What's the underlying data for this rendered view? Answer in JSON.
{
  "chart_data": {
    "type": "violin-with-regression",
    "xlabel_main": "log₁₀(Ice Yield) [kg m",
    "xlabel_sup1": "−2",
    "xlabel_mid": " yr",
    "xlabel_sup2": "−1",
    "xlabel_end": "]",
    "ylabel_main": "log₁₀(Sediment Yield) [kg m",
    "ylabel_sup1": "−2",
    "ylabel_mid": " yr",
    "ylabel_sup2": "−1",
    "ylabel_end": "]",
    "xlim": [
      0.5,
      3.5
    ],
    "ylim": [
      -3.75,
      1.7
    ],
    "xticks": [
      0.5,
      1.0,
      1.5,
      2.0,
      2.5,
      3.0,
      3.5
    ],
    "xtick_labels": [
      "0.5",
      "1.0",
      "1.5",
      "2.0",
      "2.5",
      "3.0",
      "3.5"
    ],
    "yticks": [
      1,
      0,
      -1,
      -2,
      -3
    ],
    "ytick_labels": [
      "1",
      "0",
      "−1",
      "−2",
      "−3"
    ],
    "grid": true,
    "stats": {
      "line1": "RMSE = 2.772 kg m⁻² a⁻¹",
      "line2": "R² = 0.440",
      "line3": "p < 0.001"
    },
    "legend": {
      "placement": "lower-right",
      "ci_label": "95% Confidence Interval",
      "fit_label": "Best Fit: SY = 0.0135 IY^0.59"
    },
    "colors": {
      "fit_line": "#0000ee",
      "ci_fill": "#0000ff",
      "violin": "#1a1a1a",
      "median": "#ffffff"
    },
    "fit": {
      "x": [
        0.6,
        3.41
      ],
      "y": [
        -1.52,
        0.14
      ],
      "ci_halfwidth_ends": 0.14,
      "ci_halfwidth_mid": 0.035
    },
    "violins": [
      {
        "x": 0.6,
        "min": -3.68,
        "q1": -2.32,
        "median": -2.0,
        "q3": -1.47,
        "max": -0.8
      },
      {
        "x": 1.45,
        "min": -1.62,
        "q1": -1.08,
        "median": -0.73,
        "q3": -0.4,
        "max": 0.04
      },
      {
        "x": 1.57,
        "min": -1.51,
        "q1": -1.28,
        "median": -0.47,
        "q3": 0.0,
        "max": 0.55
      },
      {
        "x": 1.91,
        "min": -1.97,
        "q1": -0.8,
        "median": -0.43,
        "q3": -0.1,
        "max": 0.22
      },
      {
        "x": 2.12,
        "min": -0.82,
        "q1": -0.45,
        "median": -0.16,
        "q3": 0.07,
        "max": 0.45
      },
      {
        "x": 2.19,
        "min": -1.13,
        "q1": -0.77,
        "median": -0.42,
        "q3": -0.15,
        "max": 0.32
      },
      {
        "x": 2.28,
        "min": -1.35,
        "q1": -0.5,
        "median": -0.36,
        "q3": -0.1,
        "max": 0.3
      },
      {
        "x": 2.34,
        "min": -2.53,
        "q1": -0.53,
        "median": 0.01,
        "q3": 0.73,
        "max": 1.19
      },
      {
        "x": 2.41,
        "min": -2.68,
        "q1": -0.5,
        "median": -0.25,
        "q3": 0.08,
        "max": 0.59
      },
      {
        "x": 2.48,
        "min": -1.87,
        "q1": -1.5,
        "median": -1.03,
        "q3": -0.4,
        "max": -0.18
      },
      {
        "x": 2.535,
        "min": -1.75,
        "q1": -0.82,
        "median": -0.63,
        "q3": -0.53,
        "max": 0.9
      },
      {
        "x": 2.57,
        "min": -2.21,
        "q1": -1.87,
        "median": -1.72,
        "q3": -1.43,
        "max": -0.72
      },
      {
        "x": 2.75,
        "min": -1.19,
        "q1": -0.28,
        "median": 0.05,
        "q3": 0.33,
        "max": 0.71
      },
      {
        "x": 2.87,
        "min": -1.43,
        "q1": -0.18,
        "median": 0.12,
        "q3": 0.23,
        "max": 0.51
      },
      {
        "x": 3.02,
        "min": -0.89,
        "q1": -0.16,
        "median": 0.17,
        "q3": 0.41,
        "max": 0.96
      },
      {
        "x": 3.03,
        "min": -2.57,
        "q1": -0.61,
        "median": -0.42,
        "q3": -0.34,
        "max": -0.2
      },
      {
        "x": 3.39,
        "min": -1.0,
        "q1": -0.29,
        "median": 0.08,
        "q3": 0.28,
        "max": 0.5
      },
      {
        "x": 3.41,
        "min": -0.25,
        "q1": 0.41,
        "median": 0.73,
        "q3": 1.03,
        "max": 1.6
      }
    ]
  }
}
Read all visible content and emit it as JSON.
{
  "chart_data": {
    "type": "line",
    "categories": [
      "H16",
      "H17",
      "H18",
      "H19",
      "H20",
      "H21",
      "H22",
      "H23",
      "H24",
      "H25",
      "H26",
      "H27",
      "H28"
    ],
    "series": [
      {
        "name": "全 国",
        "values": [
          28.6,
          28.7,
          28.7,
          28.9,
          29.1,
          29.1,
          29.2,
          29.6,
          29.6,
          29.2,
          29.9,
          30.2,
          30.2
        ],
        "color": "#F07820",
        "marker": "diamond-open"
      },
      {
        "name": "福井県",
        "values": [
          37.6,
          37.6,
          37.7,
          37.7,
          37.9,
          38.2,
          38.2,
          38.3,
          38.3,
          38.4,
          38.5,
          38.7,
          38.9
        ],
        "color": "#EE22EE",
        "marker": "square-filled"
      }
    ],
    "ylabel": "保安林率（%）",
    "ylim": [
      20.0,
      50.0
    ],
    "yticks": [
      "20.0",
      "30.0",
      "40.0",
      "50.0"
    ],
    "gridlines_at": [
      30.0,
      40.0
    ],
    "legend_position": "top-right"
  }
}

__Exercise directions__. Set down every line of the listing above again, exactly as given.

__Answer to this problem__.
What's the underlying data for this rendered view? Answer in JSON.
{
  "chart_data": {
    "type": "violin-with-regression",
    "xlabel_main": "log₁₀(Ice Yield) [kg m",
    "xlabel_sup1": "−2",
    "xlabel_mid": " yr",
    "xlabel_sup2": "−1",
    "xlabel_end": "]",
    "ylabel_main": "log₁₀(Sediment Yield) [kg m",
    "ylabel_sup1": "−2",
    "ylabel_mid": " yr",
    "ylabel_sup2": "−1",
    "ylabel_end": "]",
    "xlim": [
      0.5,
      3.5
    ],
    "ylim": [
      -3.75,
      1.7
    ],
    "xticks": [
      0.5,
      1.0,
      1.5,
      2.0,
      2.5,
      3.0,
      3.5
    ],
    "xtick_labels": [
      "0.5",
      "1.0",
      "1.5",
      "2.0",
      "2.5",
      "3.0",
      "3.5"
    ],
    "yticks": [
      1,
      0,
      -1,
      -2,
      -3
    ],
    "ytick_labels": [
      "1",
      "0",
      "−1",
      "−2",
      "−3"
    ],
    "grid": true,
    "stats": {
      "line1": "RMSE = 2.772 kg m⁻² a⁻¹",
      "line2": "R² = 0.440",
      "line3": "p < 0.001"
    },
    "legend": {
      "placement": "lower-right",
      "ci_label": "95% Confidence Interval",
      "fit_label": "Best Fit: SY = 0.0135 IY^0.59"
    },
    "colors": {
      "fit_line": "#0000ee",
      "ci_fill": "#0000ff",
      "violin": "#1a1a1a",
      "median": "#ffffff"
    },
    "fit": {
      "x": [
        0.6,
        3.41
      ],
      "y": [
        -1.52,
        0.14
      ],
      "ci_halfwidth_ends": 0.14,
      "ci_halfwidth_mid": 0.035
    },
    "violins": [
      {
        "x": 0.6,
        "min": -3.68,
        "q1": -2.32,
        "median": -2.0,
        "q3": -1.47,
        "max": -0.8
      },
      {
        "x": 1.45,
        "min": -1.62,
        "q1": -1.08,
        "median": -0.73,
        "q3": -0.4,
        "max": 0.04
      },
      {
        "x": 1.57,
        "min": -1.51,
        "q1": -1.28,
        "median": -0.47,
        "q3": 0.0,
        "max": 0.55
      },
      {
        "x": 1.91,
        "min": -1.97,
        "q1": -0.8,
        "median": -0.43,
        "q3": -0.1,
        "max": 0.22
      },
      {
        "x": 2.12,
        "min": -0.82,
        "q1": -0.45,
        "median": -0.16,
        "q3": 0.07,
        "max": 0.45
      },
      {
        "x": 2.19,
        "min": -1.13,
        "q1": -0.77,
        "median": -0.42,
        "q3": -0.15,
        "max": 0.32
      },
      {
        "x": 2.28,
        "min": -1.35,
        "q1": -0.5,
        "median": -0.36,
        "q3": -0.1,
        "max": 0.3
      },
      {
        "x": 2.34,
        "min": -2.53,
        "q1": -0.53,
        "median": 0.01,
        "q3": 0.73,
        "max": 1.19
      },
      {
        "x": 2.41,
        "min": -2.68,
        "q1": -0.5,
        "median": -0.25,
        "q3": 0.08,
        "max": 0.59
      },
      {
        "x": 2.48,
        "min": -1.87,
        "q1": -1.5,
        "median": -1.03,
        "q3": -0.4,
        "max": -0.18
      },
      {
        "x": 2.535,
        "min": -1.75,
        "q1": -0.82,
        "median": -0.63,
        "q3": -0.53,
        "max": 0.9
      },
      {
        "x": 2.57,
        "min": -2.21,
        "q1": -1.87,
        "median": -1.72,
        "q3": -1.43,
        "max": -0.72
      },
      {
        "x": 2.75,
        "min": -1.19,
        "q1": -0.28,
        "median": 0.05,
        "q3": 0.33,
        "max": 0.71
      },
      {
        "x": 2.87,
        "min": -1.43,
        "q1": -0.18,
        "median": 0.12,
        "q3": 0.23,
        "max": 0.51
      },
      {
        "x": 3.02,
        "min": -0.89,
        "q1": -0.16,
        "median": 0.17,
        "q3": 0.41,
        "max": 0.96
      },
      {
        "x": 3.03,
        "min": -2.57,
        "q1": -0.61,
        "median": -0.42,
        "q3": -0.34,
        "max": -0.2
      },
      {
        "x": 3.39,
        "min": -1.0,
        "q1": -0.29,
        "median": 0.08,
        "q3": 0.28,
        "max": 0.5
      },
      {
        "x": 3.41,
        "min": -0.25,
        "q1": 0.41,
        "median": 0.73,
        "q3": 1.03,
        "max": 1.6
      }
    ]
  }
}
Read all visible content and emit it as JSON.
{
  "chart_data": {
    "type": "line",
    "categories": [
      "H16",
      "H17",
      "H18",
      "H19",
      "H20",
      "H21",
      "H22",
      "H23",
      "H24",
      "H25",
      "H26",
      "H27",
      "H28"
    ],
    "series": [
      {
        "name": "全 国",
        "values": [
          28.6,
          28.7,
          28.7,
          28.9,
          29.1,
          29.1,
          29.2,
          29.6,
          29.6,
          29.2,
          29.9,
          30.2,
          30.2
        ],
        "color": "#F07820",
        "marker": "diamond-open"
      },
      {
        "name": "福井県",
        "values": [
          37.6,
          37.6,
          37.7,
          37.7,
          37.9,
          38.2,
          38.2,
          38.3,
          38.3,
          38.4,
          38.5,
          38.7,
          38.9
        ],
        "color": "#EE22EE",
        "marker": "square-filled"
      }
    ],
    "ylabel": "保安林率（%）",
    "ylim": [
      20.0,
      50.0
    ],
    "yticks": [
      "20.0",
      "30.0",
      "40.0",
      "50.0"
    ],
    "gridlines_at": [
      30.0,
      40.0
    ],
    "legend_position": "top-right"
  }
}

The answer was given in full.